Fragmento del texto.
# # # # #
La promesa central de Andrés Manuel López Obrador era –y sigue siendo– diferente. López Obrador no buscaba eficacia o resultados específicos en el ejercicio de gobierno sino una refundación moral de la vida pública mexicana. Durante toda su vida política esa ha sido la naturaleza de su indignación. A López Obrador no le indigna primordialmente el rumbo de la economía, los resultados de las pruebas educativas o las estadísticas de la pobreza. Le indigna la corrupción, el cinismo y el privilegio. Sus reparos nunca han sido pragmáticos. Han sido morales.
Este objetivo explícito de “regeneración nacional” del país condiciona necesariamente la evaluación de las decisiones del sexenio. Al gobierno lopezobradorista no se le puede juzgar solo desde las cifras. Sus decisiones deben pasar por el tamiz moral que el propio López Obrador impuso como parámetro de su lugar en la historia mexicana. Fue él quien insistió en que las consideraciones pragmáticas del Estado no podían supeditarse a la necesidad de la renovación moral. “No somos iguales”, dijo.
# # # # #
Registros proporcionados.
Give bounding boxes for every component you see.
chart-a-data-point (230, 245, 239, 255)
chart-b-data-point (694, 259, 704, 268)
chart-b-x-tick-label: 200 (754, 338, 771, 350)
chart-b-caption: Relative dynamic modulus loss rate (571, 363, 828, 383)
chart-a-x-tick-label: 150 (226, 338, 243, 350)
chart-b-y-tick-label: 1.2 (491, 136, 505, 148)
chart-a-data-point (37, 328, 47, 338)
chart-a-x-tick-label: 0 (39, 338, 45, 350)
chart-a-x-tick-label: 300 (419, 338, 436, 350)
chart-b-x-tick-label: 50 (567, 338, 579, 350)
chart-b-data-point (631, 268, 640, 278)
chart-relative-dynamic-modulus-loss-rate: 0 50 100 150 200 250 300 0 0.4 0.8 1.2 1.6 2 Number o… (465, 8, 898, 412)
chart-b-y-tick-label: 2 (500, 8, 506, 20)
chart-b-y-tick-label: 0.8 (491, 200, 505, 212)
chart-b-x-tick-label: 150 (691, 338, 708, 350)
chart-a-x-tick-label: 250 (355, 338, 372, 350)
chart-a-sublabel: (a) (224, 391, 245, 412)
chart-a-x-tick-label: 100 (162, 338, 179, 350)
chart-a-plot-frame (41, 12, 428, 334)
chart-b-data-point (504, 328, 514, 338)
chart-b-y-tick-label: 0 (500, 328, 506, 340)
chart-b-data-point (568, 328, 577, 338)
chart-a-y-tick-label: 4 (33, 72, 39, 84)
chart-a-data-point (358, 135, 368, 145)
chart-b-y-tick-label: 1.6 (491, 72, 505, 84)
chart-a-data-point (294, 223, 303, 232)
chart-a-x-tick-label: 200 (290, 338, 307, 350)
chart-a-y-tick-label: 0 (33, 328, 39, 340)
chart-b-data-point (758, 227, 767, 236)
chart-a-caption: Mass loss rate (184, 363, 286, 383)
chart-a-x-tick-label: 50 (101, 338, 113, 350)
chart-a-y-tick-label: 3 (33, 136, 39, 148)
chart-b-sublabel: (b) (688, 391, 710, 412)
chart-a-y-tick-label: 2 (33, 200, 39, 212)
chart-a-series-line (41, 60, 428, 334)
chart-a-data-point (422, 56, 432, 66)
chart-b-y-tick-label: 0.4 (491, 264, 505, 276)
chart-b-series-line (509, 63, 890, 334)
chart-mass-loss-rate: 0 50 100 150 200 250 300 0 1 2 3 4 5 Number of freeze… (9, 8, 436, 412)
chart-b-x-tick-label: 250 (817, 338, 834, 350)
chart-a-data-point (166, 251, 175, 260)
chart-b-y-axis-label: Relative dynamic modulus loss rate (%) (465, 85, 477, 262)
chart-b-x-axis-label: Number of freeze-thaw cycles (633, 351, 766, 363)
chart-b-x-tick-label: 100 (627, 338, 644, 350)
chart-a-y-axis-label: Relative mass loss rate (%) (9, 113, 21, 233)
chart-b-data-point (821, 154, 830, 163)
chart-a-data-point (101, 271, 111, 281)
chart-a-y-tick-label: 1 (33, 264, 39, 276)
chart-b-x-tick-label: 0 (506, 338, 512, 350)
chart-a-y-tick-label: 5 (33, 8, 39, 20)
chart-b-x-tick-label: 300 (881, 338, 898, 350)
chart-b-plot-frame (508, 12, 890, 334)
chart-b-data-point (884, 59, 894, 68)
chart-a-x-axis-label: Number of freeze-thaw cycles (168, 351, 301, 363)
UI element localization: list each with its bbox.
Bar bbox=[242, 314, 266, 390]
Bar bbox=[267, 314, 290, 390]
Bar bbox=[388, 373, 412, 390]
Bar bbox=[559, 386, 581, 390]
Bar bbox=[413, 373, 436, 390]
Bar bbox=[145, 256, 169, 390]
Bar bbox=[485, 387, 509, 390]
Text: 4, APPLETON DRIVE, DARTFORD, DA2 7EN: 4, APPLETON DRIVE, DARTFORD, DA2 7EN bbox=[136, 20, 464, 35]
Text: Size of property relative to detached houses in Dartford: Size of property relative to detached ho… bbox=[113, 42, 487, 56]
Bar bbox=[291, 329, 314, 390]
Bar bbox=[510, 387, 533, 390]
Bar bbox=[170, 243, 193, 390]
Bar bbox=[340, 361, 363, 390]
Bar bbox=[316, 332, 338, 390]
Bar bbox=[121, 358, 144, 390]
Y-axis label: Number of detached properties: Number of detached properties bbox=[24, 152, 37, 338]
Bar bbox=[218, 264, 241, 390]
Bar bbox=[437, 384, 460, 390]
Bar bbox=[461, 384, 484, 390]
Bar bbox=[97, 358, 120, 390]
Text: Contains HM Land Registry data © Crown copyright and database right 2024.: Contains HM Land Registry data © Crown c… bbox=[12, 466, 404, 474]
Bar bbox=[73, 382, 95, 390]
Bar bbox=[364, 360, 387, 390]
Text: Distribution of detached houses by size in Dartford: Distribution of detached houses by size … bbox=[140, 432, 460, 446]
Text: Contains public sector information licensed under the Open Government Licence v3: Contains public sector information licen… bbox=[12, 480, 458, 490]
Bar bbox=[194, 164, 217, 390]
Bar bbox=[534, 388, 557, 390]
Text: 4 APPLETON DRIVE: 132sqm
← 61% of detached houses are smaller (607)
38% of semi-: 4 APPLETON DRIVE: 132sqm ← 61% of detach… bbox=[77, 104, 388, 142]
# # # # #
Ejercicios por resolver.
A. Saca del texto sobre López Obrador, sin cambiar nada, la parte que arranca con las palabras "La promesa central" y acaba con "Han sido morales.".
B. Sigue escribiendo el texto sobre López Obrador desde el punto en que se detiene.
Los registros no hacen falta para nada.

Respuestas por tarea.
A.
La promesa central de Andrés Manuel López Obrador era –y sigue siendo– diferente. López Obrador no buscaba eficacia o resultados específicos en el ejercicio de gobierno sino una refundación moral de la vida pública mexicana. Durante toda su vida política esa ha sido la naturaleza de su indignación. A López Obrador no le indigna primordialmente el rumbo de la economía, los resultados de las pruebas educativas o las estadísticas de la pobreza. Le indigna la corrupción, el cinismo y el privilegio. Sus reparos nunca han sido pragmáticos. Han sido morales.

B.
En la recta final del sexenio, y con el primer juicio de la historia ya a la mano, vale la pena la evaluación. ¿Ha estado López Obrador a la altura de ese compromiso central de renovación moral?
La respuesta es no.
Pienso en la migración. Por años, López Obrador prometió un enfoque humanista en la política migratoria de México. Se rodeó de activistas compasivos, como Alejandro Solalinde. Prometió defender el derecho a buscar la vida en otra parte. Y, por supuesto, se indignó activamente ante el atropello reiterado que hiciera Donald Trump de la comunidad mexicana en Estados Unidos. El acomodo de Peña Nieto frente a Trump, que algunos interpretaron como un gesto pragmático, le horrorizó.
Eso sostenía el López Obrador líder opositor. En la Presidencia, el viraje ha resultado dramático. El gobierno no solo no mejoró sustancialmente la capacidad de atención a los migrantes y la infraestructura de refugio del país. En algunos casos, hizo lo contrario. Recortó, por ejemplo, apoyos federales a los albergues fronterizos tan fundamentales en la protección de grupos de inmigrantes. Luego fue más allá. Reiteró la apuesta por la estrategia punitiva y la sumisión al trumpismo que tanto le había criticado a Peña Nieto.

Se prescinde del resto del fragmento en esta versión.